Per il successo di un intervento chirurgico assume particolare importanza il controllo continuo di taluni parametri, indici di funzionalità dei principali apparati (cardiocircolatorio, respiratorio, renale e cerebrale), della coagulazione e del metabolismo generale, in modo da poterne controllare le variazioni e agire tempestivamente con manovre e accorgimenti terapeutici idonei. Il monitoraggio va attuato sia durante l’intervento che nell’immediato periodo post-operatorio in unità di terapia intensiva.

Arresto circolatorio

Complicanza del decorso postoperatorio, soprattutto delle prime 24 ore postoperatorie.

Le cause più frequenti sono infarto postoperatorio, tamponamento cardiaco, ipovolemia acuta da sanguinamento massivo, distacco di protesi valvolare, ipokaliemia o iperkaliemia, pneumotorace ipertensivo.

Terapia: massaggio cardiaco esterno (80-100 compressioni al minuto che provochino la depressione dello sterno di 4-5 cm); ventilazione in ossigeno puro (12-15 insufflazioni al minuto sincronizzate con le compressioni toraciche); defribillazione elettrica (scarica non sincronizzata di corrente continua fino a 360 Joule di energia); farmaci (adrenalina in bolo di 0,5-1 mg o in infusione continua nella linea venosa centrale e cloruro di calcio); massaggio cardiaco interno (dopo riapertura d’emergenza del torace); contropulsatore aortico (catetere a palloncino posizionato in aorta discendente collegato ad un apparecchi esterno che gonfia il palloncino in diastole e bruscamente lo sgonfia all’inizio della sistole, in questo modi si ha un rialzo pressorio diastolico con aumento della perfusione coronaria).

Insufficienza renale acuta postoperatoria

Circa il 4% dei pazienti operati in CEC sviluppa insufficienza renale oligoanurica, condizione che è gravata da una mortalità elevata (60-80%). Fattori predisponenti sono la creatininemia preoperatoria > 1,6 mg/dl; l’insufficienza cardiaca preoperatoria; l’età avanzata; la durata della CEC; la bassa portata postoperatoria; la politrasfusione; l’uso di mezzi di assistenza circolatoria meccanica. Una volta instaurata, l’insufficienza renale acuta oligoanurica insensibile al trattamento con i diuretici deve essere trattata aggressivamente con emofiltrazione o dialisi per evitare le conseguenze dell’uremia, della ritenzione idrica e dell’iperpotassiemia.

◇ ◇ ◇ ◇ ◇ ◇ ◇

#### [Consegna]
Estrai testualmente dal brano sul decorso postoperatorio la parte che si apre con le parole "Arresto circolatorio" e si chiude con "iperkaliemia, pneumotorace ipertensivo.".

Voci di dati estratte

◇ ◇ ◇ ◇ ◇ ◇ ◇

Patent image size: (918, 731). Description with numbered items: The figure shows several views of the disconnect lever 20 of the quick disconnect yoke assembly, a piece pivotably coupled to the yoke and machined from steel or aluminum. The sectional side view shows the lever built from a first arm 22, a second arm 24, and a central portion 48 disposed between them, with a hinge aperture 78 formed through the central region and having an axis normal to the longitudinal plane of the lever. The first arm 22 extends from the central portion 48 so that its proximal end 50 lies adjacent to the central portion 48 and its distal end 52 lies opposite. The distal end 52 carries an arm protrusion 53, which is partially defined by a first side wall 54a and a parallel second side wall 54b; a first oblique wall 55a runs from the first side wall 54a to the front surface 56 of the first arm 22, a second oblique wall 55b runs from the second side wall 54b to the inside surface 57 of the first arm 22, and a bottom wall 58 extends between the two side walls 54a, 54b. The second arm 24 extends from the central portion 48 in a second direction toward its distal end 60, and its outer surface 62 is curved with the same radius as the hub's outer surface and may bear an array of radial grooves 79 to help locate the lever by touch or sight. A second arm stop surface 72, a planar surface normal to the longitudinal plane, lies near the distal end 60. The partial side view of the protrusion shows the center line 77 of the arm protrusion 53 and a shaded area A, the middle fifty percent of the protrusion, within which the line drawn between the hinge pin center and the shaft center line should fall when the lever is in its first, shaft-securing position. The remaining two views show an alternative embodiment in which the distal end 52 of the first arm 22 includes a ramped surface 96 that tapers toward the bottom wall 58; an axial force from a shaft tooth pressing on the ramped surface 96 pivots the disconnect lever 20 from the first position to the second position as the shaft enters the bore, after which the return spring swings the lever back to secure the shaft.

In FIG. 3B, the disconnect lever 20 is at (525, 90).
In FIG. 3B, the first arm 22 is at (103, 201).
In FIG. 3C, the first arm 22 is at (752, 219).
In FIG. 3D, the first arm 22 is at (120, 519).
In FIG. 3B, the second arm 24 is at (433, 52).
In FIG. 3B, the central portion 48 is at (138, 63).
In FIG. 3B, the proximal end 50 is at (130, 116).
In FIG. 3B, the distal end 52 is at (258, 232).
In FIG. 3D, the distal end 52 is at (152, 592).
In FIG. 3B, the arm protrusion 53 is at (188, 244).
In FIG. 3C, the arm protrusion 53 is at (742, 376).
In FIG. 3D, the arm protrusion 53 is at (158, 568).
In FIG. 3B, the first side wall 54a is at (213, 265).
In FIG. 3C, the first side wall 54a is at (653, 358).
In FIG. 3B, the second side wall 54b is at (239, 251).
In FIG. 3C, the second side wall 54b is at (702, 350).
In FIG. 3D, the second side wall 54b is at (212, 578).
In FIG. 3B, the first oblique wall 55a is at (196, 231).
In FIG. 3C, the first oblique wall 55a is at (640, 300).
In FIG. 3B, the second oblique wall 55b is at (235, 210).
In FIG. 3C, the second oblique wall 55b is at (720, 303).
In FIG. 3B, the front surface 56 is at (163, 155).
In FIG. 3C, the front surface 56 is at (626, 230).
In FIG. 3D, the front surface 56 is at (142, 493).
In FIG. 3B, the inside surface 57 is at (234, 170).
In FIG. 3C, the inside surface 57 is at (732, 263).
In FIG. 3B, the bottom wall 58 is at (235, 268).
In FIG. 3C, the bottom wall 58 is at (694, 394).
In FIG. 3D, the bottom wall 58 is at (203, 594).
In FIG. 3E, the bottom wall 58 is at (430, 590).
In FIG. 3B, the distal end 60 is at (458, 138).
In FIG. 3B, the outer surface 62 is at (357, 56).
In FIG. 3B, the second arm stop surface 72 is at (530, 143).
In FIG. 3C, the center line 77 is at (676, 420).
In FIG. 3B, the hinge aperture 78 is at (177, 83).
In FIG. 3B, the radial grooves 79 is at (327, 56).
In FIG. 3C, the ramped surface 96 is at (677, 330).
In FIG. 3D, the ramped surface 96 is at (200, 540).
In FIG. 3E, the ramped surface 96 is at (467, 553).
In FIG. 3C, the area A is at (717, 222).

◇ ◇ ◇ ◇ ◇ ◇ ◇

#### [Risposta]
Arresto circolatorio

Complicanza del decorso postoperatorio, soprattutto delle prime 24 ore postoperatorie.

Le cause più frequenti sono infarto postoperatorio, tamponamento cardiaco, ipovolemia acuta da sanguinamento massivo, distacco di protesi valvolare, ipokaliemia o iperkaliemia, pneumotorace ipertensivo.